>> BEGIN DATA IN THIS EXERCISE
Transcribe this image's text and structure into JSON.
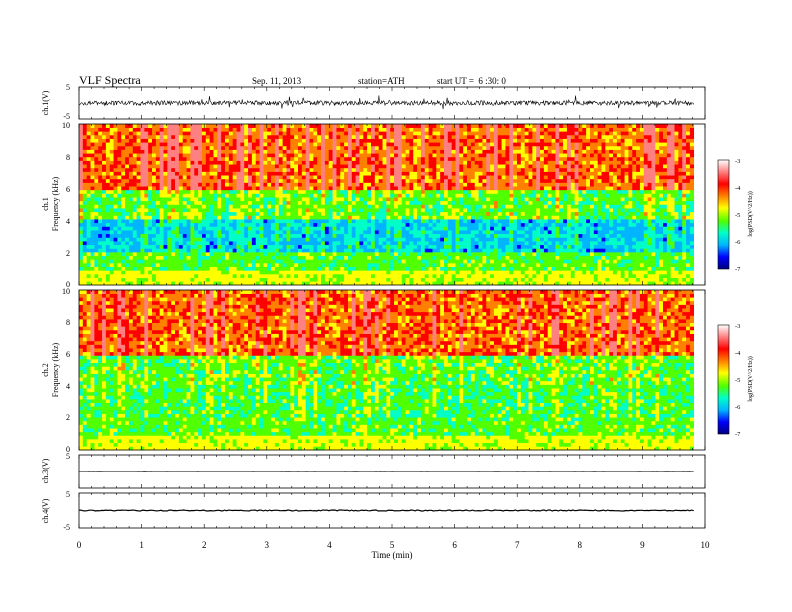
{
  "header": {
    "title": "VLF Spectra",
    "date": "Sep. 11, 2013",
    "station": "station=ATH",
    "start": "start UT =  6 :30: 0"
  },
  "colorbar": {
    "label": "log(PSD(V^2/Hz))",
    "ticks": [
      "-3",
      "-4",
      "-5",
      "-6",
      "-7"
    ],
    "colors": [
      "#000080",
      "#0000ff",
      "#00b4ff",
      "#00ffc8",
      "#50ff00",
      "#ffff00",
      "#ff8000",
      "#ff0000",
      "#ff8080",
      "#ffffff"
    ]
  },
  "x_axis": {
    "label": "Time (min)",
    "ticks": [
      "0",
      "1",
      "2",
      "3",
      "4",
      "5",
      "6",
      "7",
      "8",
      "9",
      "10"
    ]
  },
  "chart_data": [
    {
      "type": "line",
      "name": "ch1-waveform",
      "ylabel": "ch.1(V)",
      "ylim": [
        -5,
        5
      ],
      "yticks": [
        "5",
        "-5"
      ],
      "xlim": [
        0,
        10
      ],
      "data_end_min": 9.82,
      "mean": 0,
      "noise_amplitude": 1.2
    },
    {
      "type": "heatmap",
      "name": "ch1-spectrogram",
      "ylabel_top": "ch.1",
      "ylabel": "Frequency (kHz)",
      "ylim": [
        0,
        10
      ],
      "yticks": [
        "10",
        "8",
        "6",
        "4",
        "2",
        "0"
      ],
      "xlim": [
        0,
        10
      ],
      "data_end_min": 9.82,
      "zlim": [
        -7,
        -3
      ]
    },
    {
      "type": "heatmap",
      "name": "ch2-spectrogram",
      "ylabel_top": "ch.2",
      "ylabel": "Frequency (kHz)",
      "ylim": [
        0,
        10
      ],
      "yticks": [
        "10",
        "8",
        "6",
        "4",
        "2",
        "0"
      ],
      "xlim": [
        0,
        10
      ],
      "data_end_min": 9.82,
      "zlim": [
        -7,
        -3
      ]
    },
    {
      "type": "line",
      "name": "ch3-waveform",
      "ylabel": "ch.3(V)",
      "ylim": [
        -5,
        5
      ],
      "yticks": [
        "5"
      ],
      "xlim": [
        0,
        10
      ],
      "data_end_min": 9.82,
      "mean": 0,
      "noise_amplitude": 0.03
    },
    {
      "type": "line",
      "name": "ch4-waveform",
      "ylabel": "ch.4(V)",
      "ylim": [
        -5,
        5
      ],
      "yticks": [
        "5",
        "-5"
      ],
      "xlim": [
        0,
        10
      ],
      "data_end_min": 9.82,
      "mean": 0,
      "noise_amplitude": 0.25
    }
  ]
}
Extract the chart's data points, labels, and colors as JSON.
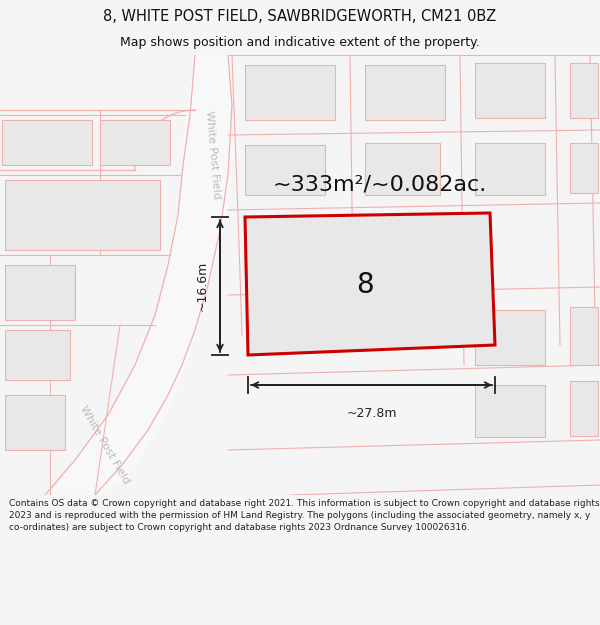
{
  "title": "8, WHITE POST FIELD, SAWBRIDGEWORTH, CM21 0BZ",
  "subtitle": "Map shows position and indicative extent of the property.",
  "area_text": "~333m²/~0.082ac.",
  "plot_number": "8",
  "dim_width": "~27.8m",
  "dim_height": "~16.6m",
  "footer": "Contains OS data © Crown copyright and database right 2021. This information is subject to Crown copyright and database rights 2023 and is reproduced with the permission of HM Land Registry. The polygons (including the associated geometry, namely x, y co-ordinates) are subject to Crown copyright and database rights 2023 Ordnance Survey 100026316.",
  "bg_color": "#f5f5f5",
  "map_bg": "#ffffff",
  "building_fill": "#e8e8e8",
  "building_stroke": "#f0b0b0",
  "plot_stroke": "#cc0000",
  "plot_fill": "#e8e8e8",
  "road_fill": "#f0f0f0",
  "street_label_color": "#bbbbbb",
  "grid_line_color": "#f0b0b0",
  "title_color": "#111111",
  "footer_color": "#222222",
  "dim_color": "#222222",
  "title_fontsize": 10.5,
  "subtitle_fontsize": 9,
  "area_fontsize": 16,
  "plot_num_fontsize": 20,
  "dim_fontsize": 9,
  "street_fontsize": 8,
  "footer_fontsize": 6.5
}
>> END DATA IN THIS EXERCISE
TASK DETAILS ▸ Write the entries above out in full, exactly, with no images.

THE RESPONSE ▸
Transcribe this image's text and structure into JSON.
{
  "header": {
    "title": "VLF Spectra",
    "date": "Sep. 11, 2013",
    "station": "station=ATH",
    "start": "start UT =  6 :30: 0"
  },
  "colorbar": {
    "label": "log(PSD(V^2/Hz))",
    "ticks": [
      "-3",
      "-4",
      "-5",
      "-6",
      "-7"
    ],
    "colors": [
      "#000080",
      "#0000ff",
      "#00b4ff",
      "#00ffc8",
      "#50ff00",
      "#ffff00",
      "#ff8000",
      "#ff0000",
      "#ff8080",
      "#ffffff"
    ]
  },
  "x_axis": {
    "label": "Time (min)",
    "ticks": [
      "0",
      "1",
      "2",
      "3",
      "4",
      "5",
      "6",
      "7",
      "8",
      "9",
      "10"
    ]
  },
  "chart_data": [
    {
      "type": "line",
      "name": "ch1-waveform",
      "ylabel": "ch.1(V)",
      "ylim": [
        -5,
        5
      ],
      "yticks": [
        "5",
        "-5"
      ],
      "xlim": [
        0,
        10
      ],
      "data_end_min": 9.82,
      "mean": 0,
      "noise_amplitude": 1.2
    },
    {
      "type": "heatmap",
      "name": "ch1-spectrogram",
      "ylabel_top": "ch.1",
      "ylabel": "Frequency (kHz)",
      "ylim": [
        0,
        10
      ],
      "yticks": [
        "10",
        "8",
        "6",
        "4",
        "2",
        "0"
      ],
      "xlim": [
        0,
        10
      ],
      "data_end_min": 9.82,
      "zlim": [
        -7,
        -3
      ]
    },
    {
      "type": "heatmap",
      "name": "ch2-spectrogram",
      "ylabel_top": "ch.2",
      "ylabel": "Frequency (kHz)",
      "ylim": [
        0,
        10
      ],
      "yticks": [
        "10",
        "8",
        "6",
        "4",
        "2",
        "0"
      ],
      "xlim": [
        0,
        10
      ],
      "data_end_min": 9.82,
      "zlim": [
        -7,
        -3
      ]
    },
    {
      "type": "line",
      "name": "ch3-waveform",
      "ylabel": "ch.3(V)",
      "ylim": [
        -5,
        5
      ],
      "yticks": [
        "5"
      ],
      "xlim": [
        0,
        10
      ],
      "data_end_min": 9.82,
      "mean": 0,
      "noise_amplitude": 0.03
    },
    {
      "type": "line",
      "name": "ch4-waveform",
      "ylabel": "ch.4(V)",
      "ylim": [
        -5,
        5
      ],
      "yticks": [
        "5",
        "-5"
      ],
      "xlim": [
        0,
        10
      ],
      "data_end_min": 9.82,
      "mean": 0,
      "noise_amplitude": 0.25
    }
  ]
}
Extract the chart's data points, labels, and colors as JSON.
{
  "title": "8, WHITE POST FIELD, SAWBRIDGEWORTH, CM21 0BZ",
  "subtitle": "Map shows position and indicative extent of the property.",
  "area_text": "~333m²/~0.082ac.",
  "plot_number": "8",
  "dim_width": "~27.8m",
  "dim_height": "~16.6m",
  "footer": "Contains OS data © Crown copyright and database right 2021. This information is subject to Crown copyright and database rights 2023 and is reproduced with the permission of HM Land Registry. The polygons (including the associated geometry, namely x, y co-ordinates) are subject to Crown copyright and database rights 2023 Ordnance Survey 100026316.",
  "bg_color": "#f5f5f5",
  "map_bg": "#ffffff",
  "building_fill": "#e8e8e8",
  "building_stroke": "#f0b0b0",
  "plot_stroke": "#cc0000",
  "plot_fill": "#e8e8e8",
  "road_fill": "#f0f0f0",
  "street_label_color": "#bbbbbb",
  "grid_line_color": "#f0b0b0",
  "title_color": "#111111",
  "footer_color": "#222222",
  "dim_color": "#222222",
  "title_fontsize": 10.5,
  "subtitle_fontsize": 9,
  "area_fontsize": 16,
  "plot_num_fontsize": 20,
  "dim_fontsize": 9,
  "street_fontsize": 8,
  "footer_fontsize": 6.5
}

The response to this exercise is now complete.